> _EXERCISE INSTRUCTIONS_:
Give only the number of lines in the data that include the string "image".

-------- MATERIAL TO PROCESS --------

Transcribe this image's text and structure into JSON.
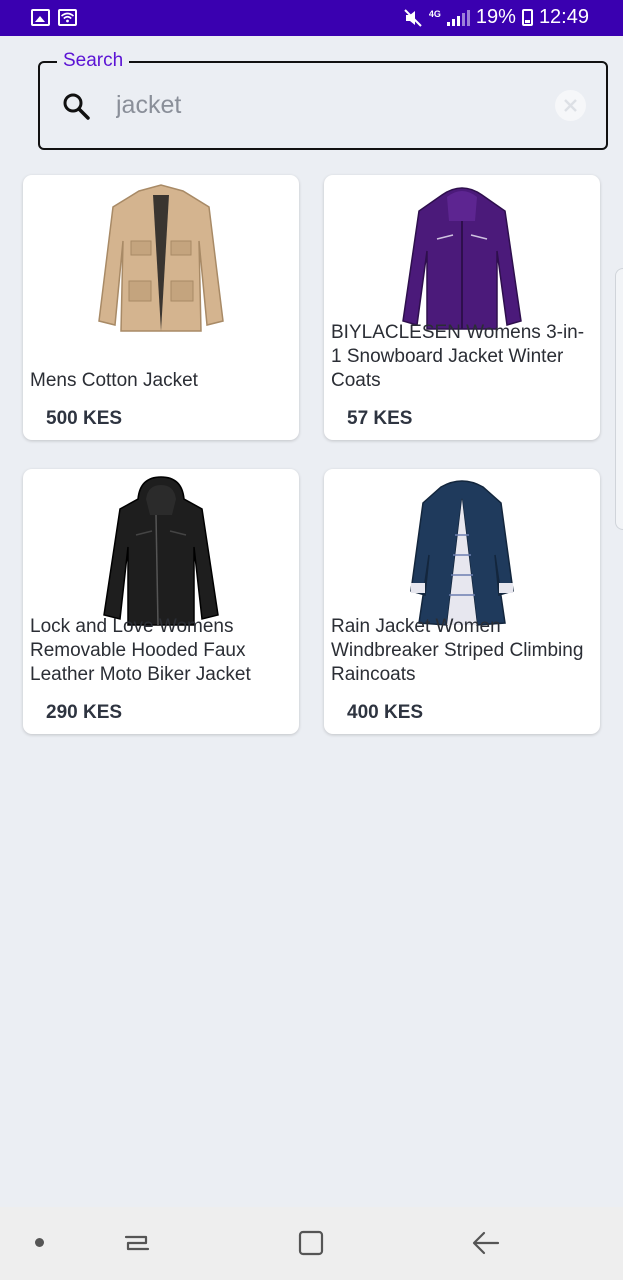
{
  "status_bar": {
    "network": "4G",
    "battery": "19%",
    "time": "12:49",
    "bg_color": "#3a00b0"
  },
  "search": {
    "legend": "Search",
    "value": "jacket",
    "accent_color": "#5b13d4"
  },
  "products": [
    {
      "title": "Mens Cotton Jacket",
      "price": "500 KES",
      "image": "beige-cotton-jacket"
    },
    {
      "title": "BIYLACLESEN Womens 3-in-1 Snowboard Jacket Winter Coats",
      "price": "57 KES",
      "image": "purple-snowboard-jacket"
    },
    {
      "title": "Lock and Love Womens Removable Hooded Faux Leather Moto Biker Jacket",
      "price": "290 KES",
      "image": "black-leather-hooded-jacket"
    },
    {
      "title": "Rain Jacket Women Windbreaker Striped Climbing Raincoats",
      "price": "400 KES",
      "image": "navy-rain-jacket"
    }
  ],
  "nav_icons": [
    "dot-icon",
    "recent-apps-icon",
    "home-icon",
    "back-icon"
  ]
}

--------

> _FINISHED EXERCISE_:
5